*Instrução:*
Reúna, por favor, todas as linhas dos dados que contêm a palavra "Attributes".

───── Dados para processamento ─────

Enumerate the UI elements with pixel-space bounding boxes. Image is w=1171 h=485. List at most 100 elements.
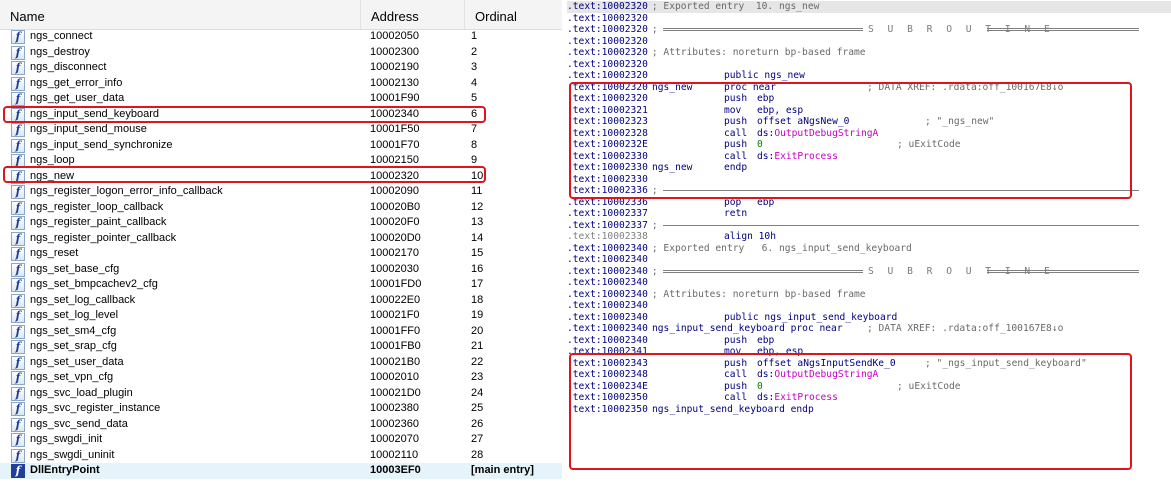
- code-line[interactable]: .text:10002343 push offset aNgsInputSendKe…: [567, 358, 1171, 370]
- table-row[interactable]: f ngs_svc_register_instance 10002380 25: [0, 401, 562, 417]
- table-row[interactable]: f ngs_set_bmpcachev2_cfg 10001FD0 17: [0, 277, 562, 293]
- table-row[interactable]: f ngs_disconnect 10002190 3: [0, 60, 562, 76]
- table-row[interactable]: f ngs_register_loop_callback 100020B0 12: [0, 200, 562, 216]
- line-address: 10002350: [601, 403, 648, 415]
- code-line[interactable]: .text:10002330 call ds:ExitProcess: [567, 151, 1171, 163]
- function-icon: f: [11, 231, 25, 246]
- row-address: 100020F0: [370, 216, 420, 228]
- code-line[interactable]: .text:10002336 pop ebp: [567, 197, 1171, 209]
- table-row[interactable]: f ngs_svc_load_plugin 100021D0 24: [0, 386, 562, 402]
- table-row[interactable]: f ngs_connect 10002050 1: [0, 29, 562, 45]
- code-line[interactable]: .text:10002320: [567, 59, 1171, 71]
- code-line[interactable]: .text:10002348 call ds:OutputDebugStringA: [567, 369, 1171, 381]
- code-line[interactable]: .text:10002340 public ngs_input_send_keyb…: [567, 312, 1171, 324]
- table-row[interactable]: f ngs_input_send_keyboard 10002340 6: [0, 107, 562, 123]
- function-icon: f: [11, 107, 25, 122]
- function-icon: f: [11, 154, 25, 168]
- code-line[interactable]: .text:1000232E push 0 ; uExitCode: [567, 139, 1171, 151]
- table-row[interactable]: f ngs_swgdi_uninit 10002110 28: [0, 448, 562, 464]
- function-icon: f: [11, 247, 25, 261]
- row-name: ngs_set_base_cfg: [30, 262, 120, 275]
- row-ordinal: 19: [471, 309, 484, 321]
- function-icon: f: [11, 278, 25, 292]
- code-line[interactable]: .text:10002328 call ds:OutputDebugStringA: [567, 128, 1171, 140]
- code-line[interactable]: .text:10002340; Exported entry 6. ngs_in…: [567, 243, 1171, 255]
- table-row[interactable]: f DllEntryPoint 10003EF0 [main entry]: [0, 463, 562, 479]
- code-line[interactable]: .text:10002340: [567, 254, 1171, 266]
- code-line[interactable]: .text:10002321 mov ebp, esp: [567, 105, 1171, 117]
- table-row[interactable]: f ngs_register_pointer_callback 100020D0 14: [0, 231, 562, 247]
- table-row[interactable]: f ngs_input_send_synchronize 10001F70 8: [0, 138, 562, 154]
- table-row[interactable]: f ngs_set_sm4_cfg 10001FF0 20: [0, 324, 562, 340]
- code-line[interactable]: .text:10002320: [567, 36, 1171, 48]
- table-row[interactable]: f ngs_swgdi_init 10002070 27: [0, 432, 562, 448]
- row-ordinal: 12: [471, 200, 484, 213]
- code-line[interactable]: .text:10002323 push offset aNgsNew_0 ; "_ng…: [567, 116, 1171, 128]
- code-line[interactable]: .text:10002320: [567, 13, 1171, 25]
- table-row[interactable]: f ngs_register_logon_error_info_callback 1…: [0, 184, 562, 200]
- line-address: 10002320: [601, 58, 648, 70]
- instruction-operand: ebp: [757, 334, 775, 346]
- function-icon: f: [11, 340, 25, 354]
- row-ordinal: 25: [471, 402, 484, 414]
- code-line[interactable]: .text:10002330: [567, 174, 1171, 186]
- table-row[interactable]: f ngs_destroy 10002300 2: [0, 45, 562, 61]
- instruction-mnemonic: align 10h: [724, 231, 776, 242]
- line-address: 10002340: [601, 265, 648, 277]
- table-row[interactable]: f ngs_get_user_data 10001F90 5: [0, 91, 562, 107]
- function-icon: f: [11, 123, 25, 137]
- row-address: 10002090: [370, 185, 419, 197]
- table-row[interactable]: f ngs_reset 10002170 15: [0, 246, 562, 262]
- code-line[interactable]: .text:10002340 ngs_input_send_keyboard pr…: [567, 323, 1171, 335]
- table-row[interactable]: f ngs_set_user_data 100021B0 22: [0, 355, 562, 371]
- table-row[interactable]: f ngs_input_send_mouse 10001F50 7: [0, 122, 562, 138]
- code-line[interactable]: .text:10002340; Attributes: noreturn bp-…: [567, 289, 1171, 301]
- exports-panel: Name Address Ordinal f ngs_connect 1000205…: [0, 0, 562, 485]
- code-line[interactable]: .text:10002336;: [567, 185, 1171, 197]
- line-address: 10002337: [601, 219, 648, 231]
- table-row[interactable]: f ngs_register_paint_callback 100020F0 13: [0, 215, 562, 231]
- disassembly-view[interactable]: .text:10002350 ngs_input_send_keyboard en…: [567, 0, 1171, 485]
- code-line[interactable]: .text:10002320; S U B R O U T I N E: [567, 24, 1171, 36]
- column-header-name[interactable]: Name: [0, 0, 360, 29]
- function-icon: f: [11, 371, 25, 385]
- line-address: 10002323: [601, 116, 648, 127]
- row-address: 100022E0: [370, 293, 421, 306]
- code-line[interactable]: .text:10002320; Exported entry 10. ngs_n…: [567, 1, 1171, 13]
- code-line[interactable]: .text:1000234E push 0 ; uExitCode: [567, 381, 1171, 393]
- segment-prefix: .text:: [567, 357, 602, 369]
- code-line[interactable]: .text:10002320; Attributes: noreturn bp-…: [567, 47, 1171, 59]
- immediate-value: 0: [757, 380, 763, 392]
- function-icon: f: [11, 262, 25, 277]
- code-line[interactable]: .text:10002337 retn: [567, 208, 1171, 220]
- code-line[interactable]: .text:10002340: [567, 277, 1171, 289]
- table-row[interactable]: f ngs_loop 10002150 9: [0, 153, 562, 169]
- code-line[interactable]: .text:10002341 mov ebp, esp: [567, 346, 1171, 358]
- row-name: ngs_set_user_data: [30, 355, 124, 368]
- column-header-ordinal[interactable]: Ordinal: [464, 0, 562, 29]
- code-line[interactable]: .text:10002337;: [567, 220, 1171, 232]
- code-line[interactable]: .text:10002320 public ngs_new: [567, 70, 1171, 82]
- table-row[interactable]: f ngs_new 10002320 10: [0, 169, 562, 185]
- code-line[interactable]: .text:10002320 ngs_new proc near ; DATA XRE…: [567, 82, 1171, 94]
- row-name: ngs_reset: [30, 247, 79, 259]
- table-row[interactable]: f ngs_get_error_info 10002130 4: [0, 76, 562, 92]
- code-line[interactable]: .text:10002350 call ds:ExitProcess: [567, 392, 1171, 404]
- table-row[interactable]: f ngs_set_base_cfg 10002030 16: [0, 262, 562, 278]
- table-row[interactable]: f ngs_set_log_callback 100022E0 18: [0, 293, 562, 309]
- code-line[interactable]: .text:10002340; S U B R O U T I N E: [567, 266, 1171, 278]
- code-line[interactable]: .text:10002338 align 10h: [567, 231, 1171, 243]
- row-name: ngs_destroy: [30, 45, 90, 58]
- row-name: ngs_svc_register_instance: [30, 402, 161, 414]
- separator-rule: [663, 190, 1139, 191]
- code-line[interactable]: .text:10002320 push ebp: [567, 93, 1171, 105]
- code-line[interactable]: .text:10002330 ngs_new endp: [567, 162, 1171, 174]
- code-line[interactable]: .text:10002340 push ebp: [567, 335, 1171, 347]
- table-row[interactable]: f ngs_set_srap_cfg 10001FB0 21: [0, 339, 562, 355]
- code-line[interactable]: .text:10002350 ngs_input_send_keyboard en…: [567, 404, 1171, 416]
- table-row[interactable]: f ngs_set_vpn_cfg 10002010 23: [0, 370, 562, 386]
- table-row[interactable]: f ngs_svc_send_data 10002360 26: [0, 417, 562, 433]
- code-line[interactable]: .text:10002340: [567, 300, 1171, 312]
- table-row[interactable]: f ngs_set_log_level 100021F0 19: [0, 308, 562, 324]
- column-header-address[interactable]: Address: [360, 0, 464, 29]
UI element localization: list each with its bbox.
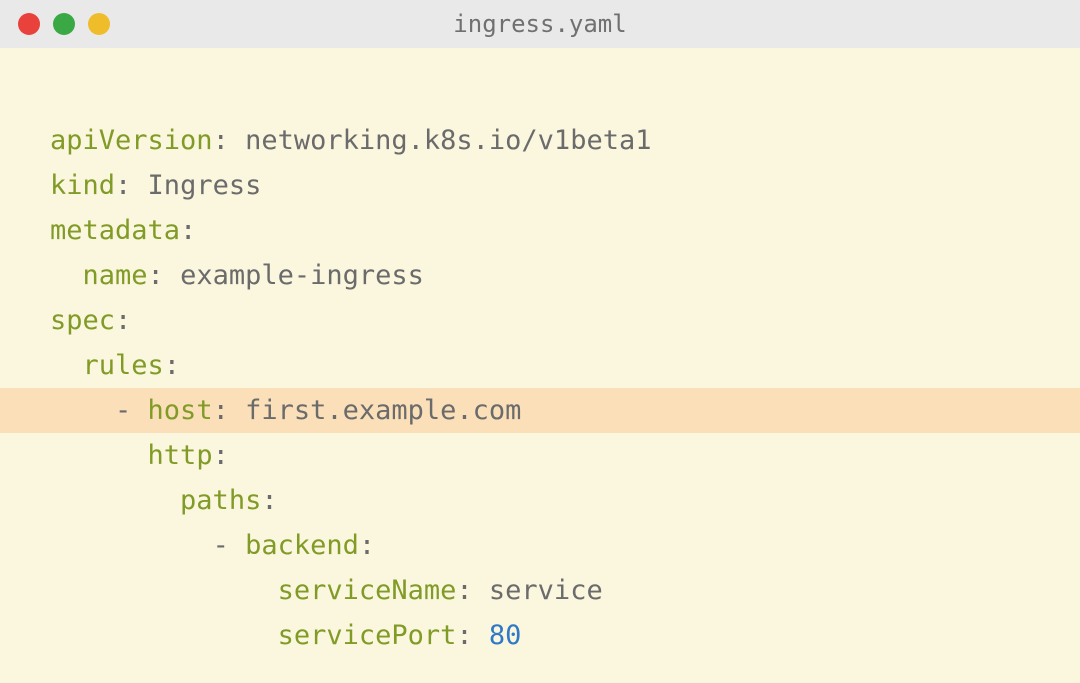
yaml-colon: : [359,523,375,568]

─────

*Resultado do exercício:*
- code-line[interactable]: .text:10002340; Attributes: noreturn bp-…: [567, 289, 1171, 301]
- code-line[interactable]: .text:10002320; Attributes: noreturn bp-…: [567, 47, 1171, 59]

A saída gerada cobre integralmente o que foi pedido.